**What you should do:** Each line below is to be written out in full, exactly as shown.

**Material provided:**
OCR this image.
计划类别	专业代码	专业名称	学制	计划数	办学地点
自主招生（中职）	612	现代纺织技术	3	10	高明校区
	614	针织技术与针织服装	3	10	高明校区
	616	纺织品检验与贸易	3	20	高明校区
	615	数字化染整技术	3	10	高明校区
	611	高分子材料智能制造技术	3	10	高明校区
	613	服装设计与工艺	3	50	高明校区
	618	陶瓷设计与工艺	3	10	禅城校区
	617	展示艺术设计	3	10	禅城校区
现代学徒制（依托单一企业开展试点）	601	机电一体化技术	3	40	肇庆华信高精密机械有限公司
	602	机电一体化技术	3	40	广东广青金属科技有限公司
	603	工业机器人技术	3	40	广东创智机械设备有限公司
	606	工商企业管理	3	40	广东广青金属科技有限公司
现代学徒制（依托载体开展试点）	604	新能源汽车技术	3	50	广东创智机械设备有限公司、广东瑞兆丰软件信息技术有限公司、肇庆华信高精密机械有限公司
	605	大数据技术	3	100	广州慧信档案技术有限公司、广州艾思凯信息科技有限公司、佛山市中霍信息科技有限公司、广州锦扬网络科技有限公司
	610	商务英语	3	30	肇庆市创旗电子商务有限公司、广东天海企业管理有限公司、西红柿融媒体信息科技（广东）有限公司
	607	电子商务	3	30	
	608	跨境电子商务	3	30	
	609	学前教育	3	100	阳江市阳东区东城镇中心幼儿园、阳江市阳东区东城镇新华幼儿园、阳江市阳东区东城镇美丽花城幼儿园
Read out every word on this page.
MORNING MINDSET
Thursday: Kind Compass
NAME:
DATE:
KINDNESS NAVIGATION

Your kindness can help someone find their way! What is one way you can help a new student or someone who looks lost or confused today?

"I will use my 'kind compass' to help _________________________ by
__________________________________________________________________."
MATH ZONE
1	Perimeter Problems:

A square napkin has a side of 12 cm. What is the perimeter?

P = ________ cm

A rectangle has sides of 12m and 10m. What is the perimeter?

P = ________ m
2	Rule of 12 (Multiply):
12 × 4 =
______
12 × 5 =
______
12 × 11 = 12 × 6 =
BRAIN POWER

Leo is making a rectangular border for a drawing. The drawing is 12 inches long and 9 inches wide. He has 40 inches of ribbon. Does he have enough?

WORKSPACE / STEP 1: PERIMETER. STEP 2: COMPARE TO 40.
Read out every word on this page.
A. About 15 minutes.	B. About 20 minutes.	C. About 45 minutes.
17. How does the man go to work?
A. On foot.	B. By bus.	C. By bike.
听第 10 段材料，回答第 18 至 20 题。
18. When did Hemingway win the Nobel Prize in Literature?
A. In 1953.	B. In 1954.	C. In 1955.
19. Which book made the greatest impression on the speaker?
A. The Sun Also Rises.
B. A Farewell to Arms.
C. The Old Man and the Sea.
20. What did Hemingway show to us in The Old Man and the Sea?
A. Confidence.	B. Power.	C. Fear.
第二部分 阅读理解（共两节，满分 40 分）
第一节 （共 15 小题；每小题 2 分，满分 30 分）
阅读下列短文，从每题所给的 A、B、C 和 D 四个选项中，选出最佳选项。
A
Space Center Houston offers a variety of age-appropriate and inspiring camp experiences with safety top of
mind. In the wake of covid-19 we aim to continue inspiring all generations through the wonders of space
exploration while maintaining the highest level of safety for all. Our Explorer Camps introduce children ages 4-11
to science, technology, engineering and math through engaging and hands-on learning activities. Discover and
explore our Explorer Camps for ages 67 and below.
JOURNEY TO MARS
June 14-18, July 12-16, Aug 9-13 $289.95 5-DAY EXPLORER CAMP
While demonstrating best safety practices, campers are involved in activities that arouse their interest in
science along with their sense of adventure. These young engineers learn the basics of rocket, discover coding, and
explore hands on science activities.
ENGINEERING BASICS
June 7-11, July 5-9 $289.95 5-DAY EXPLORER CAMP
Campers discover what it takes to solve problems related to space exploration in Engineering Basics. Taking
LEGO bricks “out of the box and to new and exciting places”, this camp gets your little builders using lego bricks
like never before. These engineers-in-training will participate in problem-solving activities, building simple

**Answer to the problem:**
OCR this image.
计划类别	专业代码	专业名称	学制	计划数	办学地点
自主招生（中职）	612	现代纺织技术	3	10	高明校区
	614	针织技术与针织服装	3	10	高明校区
	616	纺织品检验与贸易	3	20	高明校区
	615	数字化染整技术	3	10	高明校区
	611	高分子材料智能制造技术	3	10	高明校区
	613	服装设计与工艺	3	50	高明校区
	618	陶瓷设计与工艺	3	10	禅城校区
	617	展示艺术设计	3	10	禅城校区
现代学徒制（依托单一企业开展试点）	601	机电一体化技术	3	40	肇庆华信高精密机械有限公司
	602	机电一体化技术	3	40	广东广青金属科技有限公司
	603	工业机器人技术	3	40	广东创智机械设备有限公司
	606	工商企业管理	3	40	广东广青金属科技有限公司
现代学徒制（依托载体开展试点）	604	新能源汽车技术	3	50	广东创智机械设备有限公司、广东瑞兆丰软件信息技术有限公司、肇庆华信高精密机械有限公司
	605	大数据技术	3	100	广州慧信档案技术有限公司、广州艾思凯信息科技有限公司、佛山市中霍信息科技有限公司、广州锦扬网络科技有限公司
	610	商务英语	3	30	肇庆市创旗电子商务有限公司、广东天海企业管理有限公司、西红柿融媒体信息科技（广东）有限公司
	607	电子商务	3	30	
	608	跨境电子商务	3	30	
	609	学前教育	3	100	阳江市阳东区东城镇中心幼儿园、阳江市阳东区东城镇新华幼儿园、阳江市阳东区东城镇美丽花城幼儿园
Read out every word on this page.
MORNING MINDSET
Thursday: Kind Compass
NAME:
DATE:
KINDNESS NAVIGATION

Your kindness can help someone find their way! What is one way you can help a new student or someone who looks lost or confused today?

"I will use my 'kind compass' to help _________________________ by
__________________________________________________________________."
MATH ZONE
1	Perimeter Problems:

A square napkin has a side of 12 cm. What is the perimeter?

P = ________ cm

A rectangle has sides of 12m and 10m. What is the perimeter?

P = ________ m
2	Rule of 12 (Multiply):
12 × 4 =
______
12 × 5 =
______
12 × 11 = 12 × 6 =
BRAIN POWER

Leo is making a rectangular border for a drawing. The drawing is 12 inches long and 9 inches wide. He has 40 inches of ribbon. Does he have enough?

WORKSPACE / STEP 1: PERIMETER. STEP 2: COMPARE TO 40.
Read out every word on this page.
A. About 15 minutes.	B. About 20 minutes.	C. About 45 minutes.
17. How does the man go to work?
A. On foot.	B. By bus.	C. By bike.
听第 10 段材料，回答第 18 至 20 题。
18. When did Hemingway win the Nobel Prize in Literature?
A. In 1953.	B. In 1954.	C. In 1955.
19. Which book made the greatest impression on the speaker?
A. The Sun Also Rises.
B. A Farewell to Arms.
C. The Old Man and the Sea.
20. What did Hemingway show to us in The Old Man and the Sea?
A. Confidence.	B. Power.	C. Fear.
第二部分 阅读理解（共两节，满分 40 分）
第一节 （共 15 小题；每小题 2 分，满分 30 分）
阅读下列短文，从每题所给的 A、B、C 和 D 四个选项中，选出最佳选项。
A
Space Center Houston offers a variety of age-appropriate and inspiring camp experiences with safety top of
mind. In the wake of covid-19 we aim to continue inspiring all generations through the wonders of space
exploration while maintaining the highest level of safety for all. Our Explorer Camps introduce children ages 4-11
to science, technology, engineering and math through engaging and hands-on learning activities. Discover and
explore our Explorer Camps for ages 67 and below.
JOURNEY TO MARS
June 14-18, July 12-16, Aug 9-13 $289.95 5-DAY EXPLORER CAMP
While demonstrating best safety practices, campers are involved in activities that arouse their interest in
science along with their sense of adventure. These young engineers learn the basics of rocket, discover coding, and
explore hands on science activities.
ENGINEERING BASICS
June 7-11, July 5-9 $289.95 5-DAY EXPLORER CAMP
Campers discover what it takes to solve problems related to space exploration in Engineering Basics. Taking
LEGO bricks “out of the box and to new and exciting places”, this camp gets your little builders using lego bricks
like never before. These engineers-in-training will participate in problem-solving activities, building simple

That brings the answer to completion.